BRIEF: Among the records below, find each line that includes the string "PVdF" and copy it.

Records about charts and figures
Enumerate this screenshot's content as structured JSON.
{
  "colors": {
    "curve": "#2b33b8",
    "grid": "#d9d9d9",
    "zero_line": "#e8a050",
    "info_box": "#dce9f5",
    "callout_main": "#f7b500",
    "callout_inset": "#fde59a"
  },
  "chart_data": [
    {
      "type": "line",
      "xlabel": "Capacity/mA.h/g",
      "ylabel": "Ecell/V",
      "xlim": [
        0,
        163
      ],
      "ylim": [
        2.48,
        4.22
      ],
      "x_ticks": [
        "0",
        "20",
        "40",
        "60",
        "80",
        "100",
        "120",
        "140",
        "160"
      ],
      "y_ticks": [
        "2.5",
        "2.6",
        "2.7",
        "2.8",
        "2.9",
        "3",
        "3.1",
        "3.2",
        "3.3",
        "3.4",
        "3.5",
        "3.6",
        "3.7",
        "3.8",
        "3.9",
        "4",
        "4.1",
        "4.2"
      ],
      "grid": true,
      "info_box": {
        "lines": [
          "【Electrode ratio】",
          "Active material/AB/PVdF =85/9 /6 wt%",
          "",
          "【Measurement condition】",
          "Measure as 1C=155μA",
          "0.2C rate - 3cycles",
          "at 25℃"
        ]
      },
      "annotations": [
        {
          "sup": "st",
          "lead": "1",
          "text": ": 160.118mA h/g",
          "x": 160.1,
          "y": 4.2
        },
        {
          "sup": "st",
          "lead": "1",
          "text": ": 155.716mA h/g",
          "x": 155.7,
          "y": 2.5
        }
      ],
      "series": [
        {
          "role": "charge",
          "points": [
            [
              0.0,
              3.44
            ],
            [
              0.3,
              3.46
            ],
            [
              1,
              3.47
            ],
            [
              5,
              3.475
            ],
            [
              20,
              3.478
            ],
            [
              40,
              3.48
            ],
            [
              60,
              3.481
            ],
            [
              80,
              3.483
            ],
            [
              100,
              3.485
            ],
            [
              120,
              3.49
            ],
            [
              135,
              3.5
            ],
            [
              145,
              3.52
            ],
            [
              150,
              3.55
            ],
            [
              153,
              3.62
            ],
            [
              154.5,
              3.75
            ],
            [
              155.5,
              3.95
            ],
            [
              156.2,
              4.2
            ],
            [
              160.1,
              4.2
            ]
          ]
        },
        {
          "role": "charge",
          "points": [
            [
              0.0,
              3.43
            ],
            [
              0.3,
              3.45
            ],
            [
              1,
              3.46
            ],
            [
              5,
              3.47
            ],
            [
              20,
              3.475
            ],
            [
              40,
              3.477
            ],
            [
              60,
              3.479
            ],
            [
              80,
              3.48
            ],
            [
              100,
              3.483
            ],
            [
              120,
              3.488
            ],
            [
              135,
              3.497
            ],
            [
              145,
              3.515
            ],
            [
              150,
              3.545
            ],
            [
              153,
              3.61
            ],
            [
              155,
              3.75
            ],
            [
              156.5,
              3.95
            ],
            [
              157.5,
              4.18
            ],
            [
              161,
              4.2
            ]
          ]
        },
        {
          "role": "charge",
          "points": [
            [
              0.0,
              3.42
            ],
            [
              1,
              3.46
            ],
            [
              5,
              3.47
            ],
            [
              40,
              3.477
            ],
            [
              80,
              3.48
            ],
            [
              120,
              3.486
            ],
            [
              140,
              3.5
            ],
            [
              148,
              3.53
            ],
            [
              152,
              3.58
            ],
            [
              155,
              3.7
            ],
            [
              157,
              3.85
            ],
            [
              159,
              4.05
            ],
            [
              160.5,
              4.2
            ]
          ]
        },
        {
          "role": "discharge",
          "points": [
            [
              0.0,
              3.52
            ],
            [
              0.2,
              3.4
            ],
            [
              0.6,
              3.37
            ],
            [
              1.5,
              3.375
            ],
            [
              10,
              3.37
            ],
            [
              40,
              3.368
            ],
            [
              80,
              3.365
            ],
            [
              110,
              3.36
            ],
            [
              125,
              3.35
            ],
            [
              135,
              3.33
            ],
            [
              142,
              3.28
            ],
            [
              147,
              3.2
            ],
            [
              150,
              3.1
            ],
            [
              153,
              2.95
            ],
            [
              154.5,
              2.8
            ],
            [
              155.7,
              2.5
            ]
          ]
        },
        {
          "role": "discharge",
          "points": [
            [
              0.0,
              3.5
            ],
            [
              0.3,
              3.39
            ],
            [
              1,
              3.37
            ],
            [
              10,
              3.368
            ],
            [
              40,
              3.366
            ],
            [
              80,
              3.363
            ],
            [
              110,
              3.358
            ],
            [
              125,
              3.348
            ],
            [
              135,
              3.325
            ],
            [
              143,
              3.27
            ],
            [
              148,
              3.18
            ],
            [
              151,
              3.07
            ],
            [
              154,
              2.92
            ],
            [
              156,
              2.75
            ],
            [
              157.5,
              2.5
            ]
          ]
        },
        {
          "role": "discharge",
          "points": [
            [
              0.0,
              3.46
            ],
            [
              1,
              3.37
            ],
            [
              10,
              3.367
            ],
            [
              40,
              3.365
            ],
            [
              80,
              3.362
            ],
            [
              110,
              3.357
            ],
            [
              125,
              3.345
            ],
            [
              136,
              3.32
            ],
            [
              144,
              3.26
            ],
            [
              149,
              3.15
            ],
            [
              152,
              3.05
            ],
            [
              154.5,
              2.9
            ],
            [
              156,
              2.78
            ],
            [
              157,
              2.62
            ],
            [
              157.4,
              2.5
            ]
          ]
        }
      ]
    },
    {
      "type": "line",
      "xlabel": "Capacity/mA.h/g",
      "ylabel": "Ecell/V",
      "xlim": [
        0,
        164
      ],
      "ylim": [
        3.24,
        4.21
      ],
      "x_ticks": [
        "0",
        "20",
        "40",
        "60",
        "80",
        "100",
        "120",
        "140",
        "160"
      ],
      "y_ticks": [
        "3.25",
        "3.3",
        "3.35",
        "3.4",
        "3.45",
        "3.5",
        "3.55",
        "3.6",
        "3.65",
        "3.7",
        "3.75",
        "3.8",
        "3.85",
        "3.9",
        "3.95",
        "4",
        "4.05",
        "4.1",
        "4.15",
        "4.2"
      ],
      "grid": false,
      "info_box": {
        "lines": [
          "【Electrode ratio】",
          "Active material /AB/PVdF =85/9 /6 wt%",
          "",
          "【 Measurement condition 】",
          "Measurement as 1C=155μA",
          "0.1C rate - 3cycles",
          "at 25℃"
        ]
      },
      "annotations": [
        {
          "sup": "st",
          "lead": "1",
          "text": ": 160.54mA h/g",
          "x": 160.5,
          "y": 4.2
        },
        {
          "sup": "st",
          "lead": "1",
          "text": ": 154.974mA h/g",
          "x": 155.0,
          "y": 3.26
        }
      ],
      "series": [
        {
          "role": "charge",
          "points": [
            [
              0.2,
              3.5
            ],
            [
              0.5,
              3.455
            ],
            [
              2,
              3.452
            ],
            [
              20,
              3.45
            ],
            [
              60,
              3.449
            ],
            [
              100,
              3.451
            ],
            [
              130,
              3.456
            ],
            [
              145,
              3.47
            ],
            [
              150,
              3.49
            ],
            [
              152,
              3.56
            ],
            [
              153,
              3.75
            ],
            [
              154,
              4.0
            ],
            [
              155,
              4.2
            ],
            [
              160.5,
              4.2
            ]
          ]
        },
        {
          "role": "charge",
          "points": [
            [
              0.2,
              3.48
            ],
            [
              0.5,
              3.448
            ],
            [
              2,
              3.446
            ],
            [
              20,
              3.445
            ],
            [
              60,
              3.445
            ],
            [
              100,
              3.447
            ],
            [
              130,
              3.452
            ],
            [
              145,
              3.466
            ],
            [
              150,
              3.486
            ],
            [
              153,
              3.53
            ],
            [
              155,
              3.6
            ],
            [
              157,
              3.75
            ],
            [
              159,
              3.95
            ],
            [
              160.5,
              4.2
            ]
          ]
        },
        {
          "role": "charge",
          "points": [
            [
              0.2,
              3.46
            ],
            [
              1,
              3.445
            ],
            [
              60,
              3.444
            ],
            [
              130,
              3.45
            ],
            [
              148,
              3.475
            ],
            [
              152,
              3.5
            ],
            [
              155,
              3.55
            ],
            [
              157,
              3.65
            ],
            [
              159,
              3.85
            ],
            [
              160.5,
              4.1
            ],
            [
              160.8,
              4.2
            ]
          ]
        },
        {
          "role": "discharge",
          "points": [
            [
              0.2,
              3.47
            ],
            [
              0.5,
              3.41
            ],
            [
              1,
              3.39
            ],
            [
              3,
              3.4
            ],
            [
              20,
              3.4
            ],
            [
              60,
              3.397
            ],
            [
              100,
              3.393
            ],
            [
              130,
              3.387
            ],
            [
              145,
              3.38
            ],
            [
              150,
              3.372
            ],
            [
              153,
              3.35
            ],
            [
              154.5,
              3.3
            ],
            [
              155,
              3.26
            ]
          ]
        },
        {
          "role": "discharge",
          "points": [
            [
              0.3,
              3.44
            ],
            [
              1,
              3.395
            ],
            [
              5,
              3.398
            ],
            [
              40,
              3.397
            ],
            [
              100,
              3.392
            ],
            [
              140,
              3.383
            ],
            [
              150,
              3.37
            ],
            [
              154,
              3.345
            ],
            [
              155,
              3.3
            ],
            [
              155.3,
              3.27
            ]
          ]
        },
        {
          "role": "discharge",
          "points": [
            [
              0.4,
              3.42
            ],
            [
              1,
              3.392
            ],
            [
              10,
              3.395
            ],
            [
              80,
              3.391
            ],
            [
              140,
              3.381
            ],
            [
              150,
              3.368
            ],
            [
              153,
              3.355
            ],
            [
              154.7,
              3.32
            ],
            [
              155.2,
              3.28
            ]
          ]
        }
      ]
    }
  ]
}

RESPONSE TO THIS TASK:
          "Active material/AB/PVdF =85/9 /6 wt%",
          "Active material /AB/PVdF =85/9 /6 wt%",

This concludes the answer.